───── EXERCISE MATERIAL

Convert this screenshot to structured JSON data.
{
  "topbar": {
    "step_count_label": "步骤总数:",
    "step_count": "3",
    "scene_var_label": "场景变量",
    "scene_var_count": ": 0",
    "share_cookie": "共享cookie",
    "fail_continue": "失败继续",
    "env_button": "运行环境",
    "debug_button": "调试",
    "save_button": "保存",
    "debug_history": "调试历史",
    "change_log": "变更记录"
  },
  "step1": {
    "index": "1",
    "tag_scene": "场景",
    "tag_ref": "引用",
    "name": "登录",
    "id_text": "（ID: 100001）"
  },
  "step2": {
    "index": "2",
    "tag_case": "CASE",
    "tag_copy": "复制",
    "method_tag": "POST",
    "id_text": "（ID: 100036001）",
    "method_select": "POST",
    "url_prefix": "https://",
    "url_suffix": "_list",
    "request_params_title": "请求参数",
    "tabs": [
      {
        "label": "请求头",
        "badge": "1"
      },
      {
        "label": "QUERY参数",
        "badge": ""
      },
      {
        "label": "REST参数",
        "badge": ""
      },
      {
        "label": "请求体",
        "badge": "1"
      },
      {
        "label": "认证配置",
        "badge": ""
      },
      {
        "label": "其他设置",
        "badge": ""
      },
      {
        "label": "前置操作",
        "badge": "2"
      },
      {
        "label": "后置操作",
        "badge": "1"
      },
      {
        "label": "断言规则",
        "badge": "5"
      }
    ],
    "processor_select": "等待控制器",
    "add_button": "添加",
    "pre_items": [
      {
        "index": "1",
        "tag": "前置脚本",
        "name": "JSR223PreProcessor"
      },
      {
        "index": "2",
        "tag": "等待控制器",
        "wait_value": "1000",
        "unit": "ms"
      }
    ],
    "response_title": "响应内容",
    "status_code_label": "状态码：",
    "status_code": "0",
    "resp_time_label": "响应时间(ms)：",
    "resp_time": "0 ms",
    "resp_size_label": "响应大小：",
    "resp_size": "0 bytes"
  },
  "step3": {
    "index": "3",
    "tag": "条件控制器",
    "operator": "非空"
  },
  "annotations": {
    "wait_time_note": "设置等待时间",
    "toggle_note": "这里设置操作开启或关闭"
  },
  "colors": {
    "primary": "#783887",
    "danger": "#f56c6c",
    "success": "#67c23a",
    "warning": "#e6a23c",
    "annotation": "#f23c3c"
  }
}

──────────

# PROMPT:
All of the data above should be transcribed exactly.

# ANSWER TO THE PROBLEM:
Convert this screenshot to structured JSON data.
{
  "topbar": {
    "step_count_label": "步骤总数:",
    "step_count": "3",
    "scene_var_label": "场景变量",
    "scene_var_count": ": 0",
    "share_cookie": "共享cookie",
    "fail_continue": "失败继续",
    "env_button": "运行环境",
    "debug_button": "调试",
    "save_button": "保存",
    "debug_history": "调试历史",
    "change_log": "变更记录"
  },
  "step1": {
    "index": "1",
    "tag_scene": "场景",
    "tag_ref": "引用",
    "name": "登录",
    "id_text": "（ID: 100001）"
  },
  "step2": {
    "index": "2",
    "tag_case": "CASE",
    "tag_copy": "复制",
    "method_tag": "POST",
    "id_text": "（ID: 100036001）",
    "method_select": "POST",
    "url_prefix": "https://",
    "url_suffix": "_list",
    "request_params_title": "请求参数",
    "tabs": [
      {
        "label": "请求头",
        "badge": "1"
      },
      {
        "label": "QUERY参数",
        "badge": ""
      },
      {
        "label": "REST参数",
        "badge": ""
      },
      {
        "label": "请求体",
        "badge": "1"
      },
      {
        "label": "认证配置",
        "badge": ""
      },
      {
        "label": "其他设置",
        "badge": ""
      },
      {
        "label": "前置操作",
        "badge": "2"
      },
      {
        "label": "后置操作",
        "badge": "1"
      },
      {
        "label": "断言规则",
        "badge": "5"
      }
    ],
    "processor_select": "等待控制器",
    "add_button": "添加",
    "pre_items": [
      {
        "index": "1",
        "tag": "前置脚本",
        "name": "JSR223PreProcessor"
      },
      {
        "index": "2",
        "tag": "等待控制器",
        "wait_value": "1000",
        "unit": "ms"
      }
    ],
    "response_title": "响应内容",
    "status_code_label": "状态码：",
    "status_code": "0",
    "resp_time_label": "响应时间(ms)：",
    "resp_time": "0 ms",
    "resp_size_label": "响应大小：",
    "resp_size": "0 bytes"
  },
  "step3": {
    "index": "3",
    "tag": "条件控制器",
    "operator": "非空"
  },
  "annotations": {
    "wait_time_note": "设置等待时间",
    "toggle_note": "这里设置操作开启或关闭"
  },
  "colors": {
    "primary": "#783887",
    "danger": "#f56c6c",
    "success": "#67c23a",
    "warning": "#e6a23c",
    "annotation": "#f23c3c"
  }
}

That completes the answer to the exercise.